Quote every line of the data below as it stands, omitting pictures.

── Stored rows ──

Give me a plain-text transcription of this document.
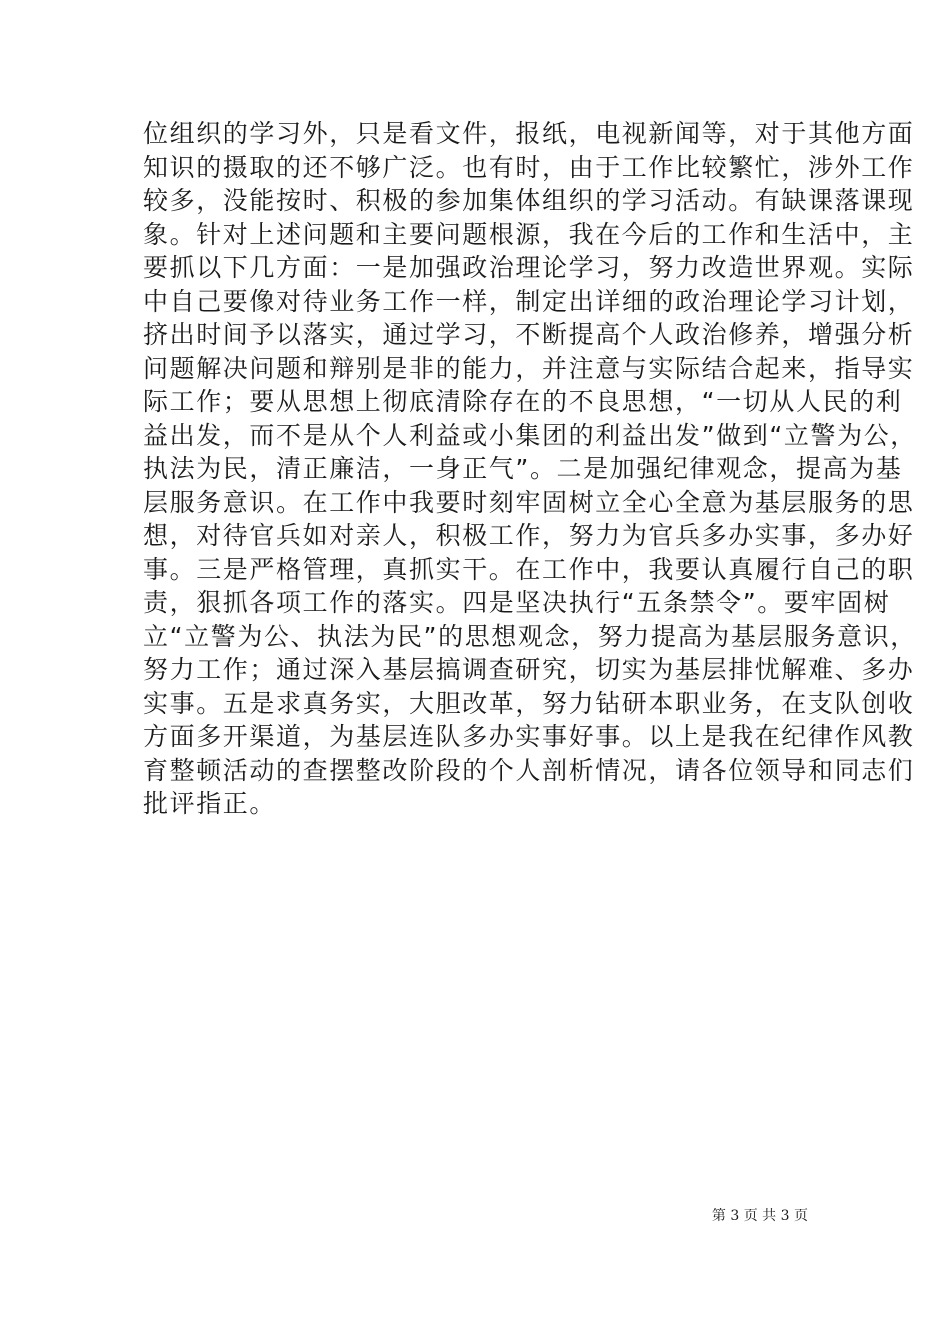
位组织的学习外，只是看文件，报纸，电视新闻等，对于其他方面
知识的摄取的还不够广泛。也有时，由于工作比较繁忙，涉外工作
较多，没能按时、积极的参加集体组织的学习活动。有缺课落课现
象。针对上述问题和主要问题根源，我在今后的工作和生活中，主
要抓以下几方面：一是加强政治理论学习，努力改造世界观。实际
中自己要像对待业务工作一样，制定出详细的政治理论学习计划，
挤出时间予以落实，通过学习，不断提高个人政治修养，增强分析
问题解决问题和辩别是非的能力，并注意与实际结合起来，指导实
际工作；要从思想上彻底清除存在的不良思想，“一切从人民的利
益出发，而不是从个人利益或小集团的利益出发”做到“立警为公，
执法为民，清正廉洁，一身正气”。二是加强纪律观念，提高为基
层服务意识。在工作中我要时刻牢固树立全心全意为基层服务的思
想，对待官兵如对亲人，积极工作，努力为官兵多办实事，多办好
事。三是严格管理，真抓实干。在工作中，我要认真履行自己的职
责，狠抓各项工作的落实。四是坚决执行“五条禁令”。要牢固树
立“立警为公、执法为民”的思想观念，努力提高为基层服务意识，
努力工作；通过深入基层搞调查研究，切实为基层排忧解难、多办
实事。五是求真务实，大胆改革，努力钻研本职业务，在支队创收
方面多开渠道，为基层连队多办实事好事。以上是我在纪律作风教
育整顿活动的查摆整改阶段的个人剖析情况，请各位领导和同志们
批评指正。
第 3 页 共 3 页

───

> Solution
Give me a plain-text transcription of this document.
位组织的学习外，只是看文件，报纸，电视新闻等，对于其他方面
知识的摄取的还不够广泛。也有时，由于工作比较繁忙，涉外工作
较多，没能按时、积极的参加集体组织的学习活动。有缺课落课现
象。针对上述问题和主要问题根源，我在今后的工作和生活中，主
要抓以下几方面：一是加强政治理论学习，努力改造世界观。实际
中自己要像对待业务工作一样，制定出详细的政治理论学习计划，
挤出时间予以落实，通过学习，不断提高个人政治修养，增强分析
问题解决问题和辩别是非的能力，并注意与实际结合起来，指导实
际工作；要从思想上彻底清除存在的不良思想，“一切从人民的利
益出发，而不是从个人利益或小集团的利益出发”做到“立警为公，
执法为民，清正廉洁，一身正气”。二是加强纪律观念，提高为基
层服务意识。在工作中我要时刻牢固树立全心全意为基层服务的思
想，对待官兵如对亲人，积极工作，努力为官兵多办实事，多办好
事。三是严格管理，真抓实干。在工作中，我要认真履行自己的职
责，狠抓各项工作的落实。四是坚决执行“五条禁令”。要牢固树
立“立警为公、执法为民”的思想观念，努力提高为基层服务意识，
努力工作；通过深入基层搞调查研究，切实为基层排忧解难、多办
实事。五是求真务实，大胆改革，努力钻研本职业务，在支队创收
方面多开渠道，为基层连队多办实事好事。以上是我在纪律作风教
育整顿活动的查摆整改阶段的个人剖析情况，请各位领导和同志们
批评指正。
第 3 页 共 3 页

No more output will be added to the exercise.